— Supplied passage —
+===+
# Now, we can start a new training job

We'll send a zip file called **trainingjob.zip**, with the following structure:
 - trainingjob.json (Sagemaker training job descriptor)
 - monitoring.json (Sagemaker monitoring inputs for data capture, baseline and schedule)
 - assets/deploy-model-prd.yml (Cloudformation for deploying our model into Production)
 - assets/deploy-model-dev.yml (Cloudformation for deploying our model into Development)

### Create the training job decriptor

This includes some hyper parameters

In [None]:
hyperparameters = {
    "epochs": 100,
    "batch_size": 128,
}

And the training job image, and name

In [None]:
import time
import sagemaker
import boto3

sts_client = boto3.client("sts")

sagemaker_session = sagemaker.Session()
bucket = sagemaker_session.default_bucket()

prefix='iris-model'
account_id = sts_client.get_caller_identity()["Account"]
region = boto3.session.Session().region_name
training_image = '{}.dkr.ecr.{}.amazonaws.com/{}:latest'.format(account_id, region, prefix)
roleArn = "arn:aws:iam::{}:role/MLOps".format(account_id)
timestamp = time.strftime('-%Y-%m-%d-%H-%M-%S', time.gmtime())
job_name = prefix + timestamp

training_params = {}

# Here we set the reference for the Image Classification Docker image, stored on ECR (https://aws.amazon.com/pt/ecr/)
training_params["AlgorithmSpecification"] = {
    "TrainingImage": training_image,
    "TrainingInputMode": "File"
}

# The IAM role with all the permissions given to Sagemaker
training_params["RoleArn"] = roleArn

# Here Sagemaker will store the final trained model
training_params["OutputDataConfig"] = {
    "S3OutputPath": 's3://{}/{}'.format(bucket, prefix)
}

# This is the config of the instance that will execute the training
training_params["ResourceConfig"] = {
    "InstanceCount": 1,
    "InstanceType": "ml.m4.xlarge",
    "VolumeSizeInGB": 30
}

# The job name. You'll see this name in the Jobs section of the Sagemaker's console
training_params["TrainingJobName"] = job_name

for i in hyperparameters:
    hyperparameters[i] = str(hyperparameters[i])
    
# Here you will configure the hyperparameters used for training your model.
+===+
— Dataset entries —
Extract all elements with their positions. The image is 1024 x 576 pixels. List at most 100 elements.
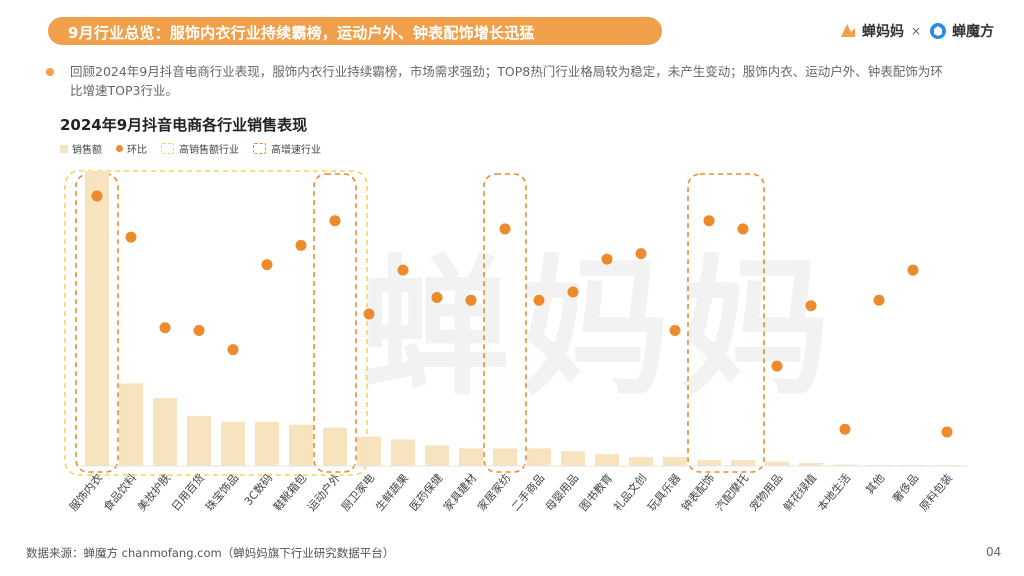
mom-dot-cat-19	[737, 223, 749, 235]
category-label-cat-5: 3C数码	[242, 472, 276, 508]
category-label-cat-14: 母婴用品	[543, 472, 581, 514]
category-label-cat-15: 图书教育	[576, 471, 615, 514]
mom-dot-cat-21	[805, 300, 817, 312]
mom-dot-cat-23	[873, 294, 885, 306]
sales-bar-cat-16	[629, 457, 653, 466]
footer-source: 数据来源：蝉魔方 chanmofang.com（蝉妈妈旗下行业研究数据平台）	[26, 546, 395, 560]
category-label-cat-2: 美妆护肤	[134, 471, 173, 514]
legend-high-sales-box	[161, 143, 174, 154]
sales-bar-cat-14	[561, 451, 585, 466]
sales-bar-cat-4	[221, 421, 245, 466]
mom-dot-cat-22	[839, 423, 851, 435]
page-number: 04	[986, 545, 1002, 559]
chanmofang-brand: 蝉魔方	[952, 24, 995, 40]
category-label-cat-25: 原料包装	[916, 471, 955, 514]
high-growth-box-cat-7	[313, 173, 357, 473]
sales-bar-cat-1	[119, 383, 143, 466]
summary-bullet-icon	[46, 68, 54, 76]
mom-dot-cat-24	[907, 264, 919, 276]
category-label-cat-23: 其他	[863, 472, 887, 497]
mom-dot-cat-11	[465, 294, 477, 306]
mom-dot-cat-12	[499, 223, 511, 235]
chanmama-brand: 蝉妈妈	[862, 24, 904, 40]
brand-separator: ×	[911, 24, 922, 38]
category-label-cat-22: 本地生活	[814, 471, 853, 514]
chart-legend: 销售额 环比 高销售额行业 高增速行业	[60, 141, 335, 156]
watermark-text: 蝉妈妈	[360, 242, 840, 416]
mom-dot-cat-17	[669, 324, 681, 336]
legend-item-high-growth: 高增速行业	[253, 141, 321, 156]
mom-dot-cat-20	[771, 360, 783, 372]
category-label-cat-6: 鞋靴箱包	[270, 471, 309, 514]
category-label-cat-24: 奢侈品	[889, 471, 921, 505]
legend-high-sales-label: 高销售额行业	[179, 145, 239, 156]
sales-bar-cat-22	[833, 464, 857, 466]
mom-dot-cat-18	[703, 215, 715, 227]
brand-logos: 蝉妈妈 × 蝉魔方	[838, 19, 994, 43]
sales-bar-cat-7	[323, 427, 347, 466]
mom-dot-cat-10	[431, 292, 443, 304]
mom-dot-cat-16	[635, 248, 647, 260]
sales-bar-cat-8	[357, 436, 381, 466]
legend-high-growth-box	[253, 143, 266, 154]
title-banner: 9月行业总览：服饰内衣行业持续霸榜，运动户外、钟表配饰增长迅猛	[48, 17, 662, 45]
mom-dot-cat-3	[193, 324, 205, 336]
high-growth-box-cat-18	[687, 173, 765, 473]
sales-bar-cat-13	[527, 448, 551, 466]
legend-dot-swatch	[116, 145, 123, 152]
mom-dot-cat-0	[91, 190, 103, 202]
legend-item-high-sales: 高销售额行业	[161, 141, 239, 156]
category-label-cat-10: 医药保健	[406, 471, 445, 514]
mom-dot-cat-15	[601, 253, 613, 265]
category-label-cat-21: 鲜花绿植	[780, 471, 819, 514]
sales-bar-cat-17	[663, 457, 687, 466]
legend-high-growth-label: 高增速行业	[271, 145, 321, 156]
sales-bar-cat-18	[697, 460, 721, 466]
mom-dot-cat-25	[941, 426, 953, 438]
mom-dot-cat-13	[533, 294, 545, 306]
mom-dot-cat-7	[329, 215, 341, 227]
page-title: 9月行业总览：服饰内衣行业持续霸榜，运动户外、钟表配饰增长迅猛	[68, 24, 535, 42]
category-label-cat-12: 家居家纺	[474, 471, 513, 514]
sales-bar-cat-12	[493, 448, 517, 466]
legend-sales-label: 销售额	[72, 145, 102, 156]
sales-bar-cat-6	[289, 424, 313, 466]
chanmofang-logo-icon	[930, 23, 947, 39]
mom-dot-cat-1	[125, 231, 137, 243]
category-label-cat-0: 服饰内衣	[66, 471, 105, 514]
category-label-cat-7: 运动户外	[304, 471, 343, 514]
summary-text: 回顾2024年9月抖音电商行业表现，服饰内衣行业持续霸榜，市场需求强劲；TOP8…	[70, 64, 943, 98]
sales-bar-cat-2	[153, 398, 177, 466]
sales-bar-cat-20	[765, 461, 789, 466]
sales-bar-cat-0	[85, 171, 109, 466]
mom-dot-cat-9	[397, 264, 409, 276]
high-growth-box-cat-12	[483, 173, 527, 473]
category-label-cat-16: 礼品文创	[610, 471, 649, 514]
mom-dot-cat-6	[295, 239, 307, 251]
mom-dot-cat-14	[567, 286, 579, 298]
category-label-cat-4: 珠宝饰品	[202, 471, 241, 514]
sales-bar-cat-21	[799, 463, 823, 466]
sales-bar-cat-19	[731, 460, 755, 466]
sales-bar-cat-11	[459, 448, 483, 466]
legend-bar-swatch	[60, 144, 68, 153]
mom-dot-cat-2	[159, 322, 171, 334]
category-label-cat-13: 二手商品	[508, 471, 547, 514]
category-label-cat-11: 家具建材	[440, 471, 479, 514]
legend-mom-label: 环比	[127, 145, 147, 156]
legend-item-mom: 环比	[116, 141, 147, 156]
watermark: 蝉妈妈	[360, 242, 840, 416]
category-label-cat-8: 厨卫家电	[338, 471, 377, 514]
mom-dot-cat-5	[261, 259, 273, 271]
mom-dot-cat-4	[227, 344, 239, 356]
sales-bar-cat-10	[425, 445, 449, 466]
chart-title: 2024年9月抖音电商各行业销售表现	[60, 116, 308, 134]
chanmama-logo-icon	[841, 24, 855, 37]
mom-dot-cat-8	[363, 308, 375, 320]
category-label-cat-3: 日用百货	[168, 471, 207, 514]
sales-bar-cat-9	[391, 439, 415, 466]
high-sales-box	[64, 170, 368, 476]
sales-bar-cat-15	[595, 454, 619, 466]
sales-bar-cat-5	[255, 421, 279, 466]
+===+
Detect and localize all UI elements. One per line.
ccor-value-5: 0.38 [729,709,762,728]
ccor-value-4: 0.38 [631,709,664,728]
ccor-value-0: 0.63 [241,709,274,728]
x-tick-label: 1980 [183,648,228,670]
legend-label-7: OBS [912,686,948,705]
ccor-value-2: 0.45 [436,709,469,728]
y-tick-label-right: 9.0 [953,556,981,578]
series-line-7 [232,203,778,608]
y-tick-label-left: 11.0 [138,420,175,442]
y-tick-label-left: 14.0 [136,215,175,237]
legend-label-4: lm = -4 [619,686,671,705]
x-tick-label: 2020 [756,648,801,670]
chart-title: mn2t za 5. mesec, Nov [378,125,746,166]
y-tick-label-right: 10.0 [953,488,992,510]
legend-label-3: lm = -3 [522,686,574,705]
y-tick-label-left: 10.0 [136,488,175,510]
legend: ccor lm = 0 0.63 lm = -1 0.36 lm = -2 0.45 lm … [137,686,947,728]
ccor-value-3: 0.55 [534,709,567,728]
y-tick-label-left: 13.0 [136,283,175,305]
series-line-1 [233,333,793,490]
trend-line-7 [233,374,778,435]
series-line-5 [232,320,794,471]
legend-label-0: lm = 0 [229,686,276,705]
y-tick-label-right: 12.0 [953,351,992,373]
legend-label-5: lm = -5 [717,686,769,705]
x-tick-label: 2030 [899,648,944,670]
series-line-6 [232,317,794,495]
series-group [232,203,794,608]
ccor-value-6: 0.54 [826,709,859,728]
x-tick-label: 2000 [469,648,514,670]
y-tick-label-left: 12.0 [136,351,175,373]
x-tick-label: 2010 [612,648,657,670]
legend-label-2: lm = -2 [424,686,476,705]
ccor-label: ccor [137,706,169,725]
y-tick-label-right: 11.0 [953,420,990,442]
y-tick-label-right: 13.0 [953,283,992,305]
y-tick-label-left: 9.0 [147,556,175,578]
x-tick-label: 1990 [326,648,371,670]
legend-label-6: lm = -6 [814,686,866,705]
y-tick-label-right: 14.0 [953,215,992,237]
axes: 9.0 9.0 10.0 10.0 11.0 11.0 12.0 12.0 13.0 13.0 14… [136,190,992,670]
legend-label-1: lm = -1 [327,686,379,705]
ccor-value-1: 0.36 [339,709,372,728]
+===+
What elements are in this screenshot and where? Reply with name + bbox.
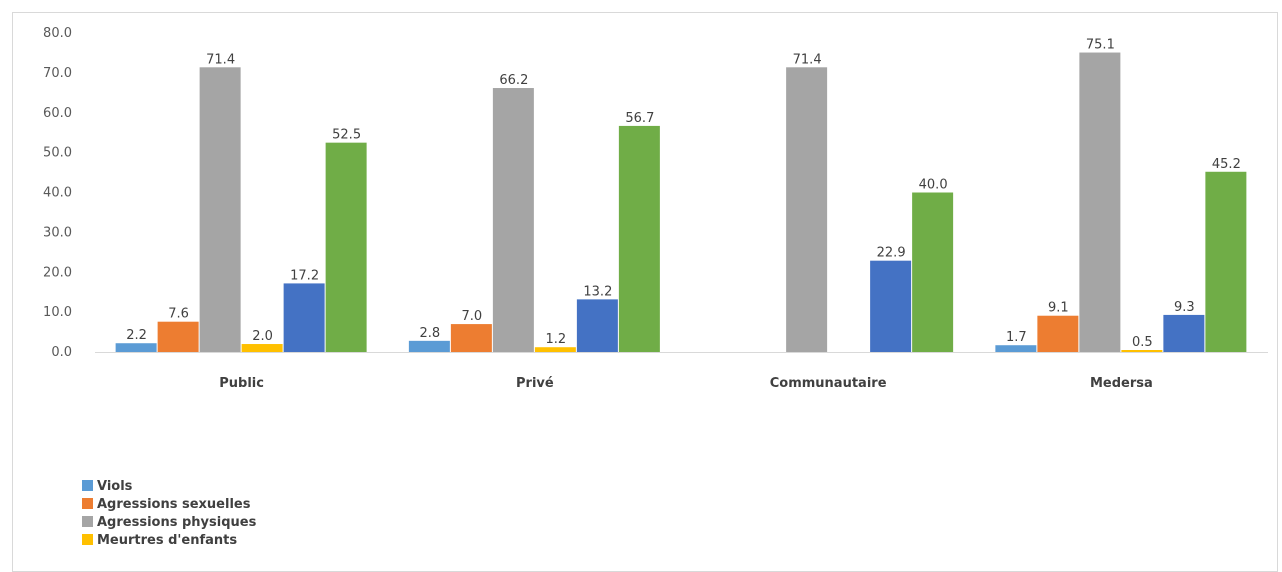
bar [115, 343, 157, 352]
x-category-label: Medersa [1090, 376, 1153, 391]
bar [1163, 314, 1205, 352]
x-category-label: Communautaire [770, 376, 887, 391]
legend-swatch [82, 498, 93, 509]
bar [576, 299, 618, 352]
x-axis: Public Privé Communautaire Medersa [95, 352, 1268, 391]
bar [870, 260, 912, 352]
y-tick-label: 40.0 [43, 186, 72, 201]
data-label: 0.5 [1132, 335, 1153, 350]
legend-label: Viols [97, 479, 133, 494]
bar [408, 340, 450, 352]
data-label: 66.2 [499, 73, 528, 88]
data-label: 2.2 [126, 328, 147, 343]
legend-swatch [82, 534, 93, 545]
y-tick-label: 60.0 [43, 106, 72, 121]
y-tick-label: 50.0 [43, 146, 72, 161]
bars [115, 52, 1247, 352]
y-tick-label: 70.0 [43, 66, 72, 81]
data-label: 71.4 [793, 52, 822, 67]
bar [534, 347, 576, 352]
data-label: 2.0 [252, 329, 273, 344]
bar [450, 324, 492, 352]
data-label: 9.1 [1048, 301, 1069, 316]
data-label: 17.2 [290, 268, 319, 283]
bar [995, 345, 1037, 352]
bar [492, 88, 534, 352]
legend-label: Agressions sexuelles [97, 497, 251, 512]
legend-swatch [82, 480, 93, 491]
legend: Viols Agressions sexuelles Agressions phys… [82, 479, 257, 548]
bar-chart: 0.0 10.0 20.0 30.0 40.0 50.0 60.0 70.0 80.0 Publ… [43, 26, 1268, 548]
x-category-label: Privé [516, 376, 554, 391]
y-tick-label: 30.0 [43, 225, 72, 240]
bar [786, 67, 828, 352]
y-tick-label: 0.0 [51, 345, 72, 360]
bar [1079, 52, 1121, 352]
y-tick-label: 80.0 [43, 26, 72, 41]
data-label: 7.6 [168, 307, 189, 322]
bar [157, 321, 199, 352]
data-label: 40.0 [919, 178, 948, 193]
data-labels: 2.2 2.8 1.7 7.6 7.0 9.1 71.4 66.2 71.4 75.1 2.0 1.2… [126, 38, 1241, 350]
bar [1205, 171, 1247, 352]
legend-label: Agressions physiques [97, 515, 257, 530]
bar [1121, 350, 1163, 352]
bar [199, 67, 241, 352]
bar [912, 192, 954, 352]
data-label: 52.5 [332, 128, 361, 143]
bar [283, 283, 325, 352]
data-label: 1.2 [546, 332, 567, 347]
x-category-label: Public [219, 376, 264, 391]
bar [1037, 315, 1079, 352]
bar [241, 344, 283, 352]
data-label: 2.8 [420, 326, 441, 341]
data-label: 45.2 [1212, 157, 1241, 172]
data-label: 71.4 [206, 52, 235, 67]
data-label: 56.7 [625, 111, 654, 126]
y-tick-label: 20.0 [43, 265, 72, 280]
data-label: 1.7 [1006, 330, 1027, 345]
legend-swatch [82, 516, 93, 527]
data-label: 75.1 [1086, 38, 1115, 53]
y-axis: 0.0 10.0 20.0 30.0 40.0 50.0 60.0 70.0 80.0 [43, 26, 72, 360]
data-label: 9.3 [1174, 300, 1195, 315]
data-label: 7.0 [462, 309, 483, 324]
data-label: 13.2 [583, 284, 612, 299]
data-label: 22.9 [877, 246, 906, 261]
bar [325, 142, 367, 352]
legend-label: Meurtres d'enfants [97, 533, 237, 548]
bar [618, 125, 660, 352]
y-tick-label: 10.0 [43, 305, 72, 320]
+===+
— Problems —
1) In the SageMaker training page, what instance type is set for running the training?
2) Write out the part of the SageMaker training page that opens with the words containing "# Now, we can" and closes with "baseline and schedule)".

— The results —
1) ml.m4.xlarge

2)
# Now, we can start a new training job

We'll send a zip file called **trainingjob.zip**, with the following structure:
 - trainingjob.json (Sagemaker training job descriptor)
 - monitoring.json (Sagemaker monitoring inputs for data capture, baseline and schedule)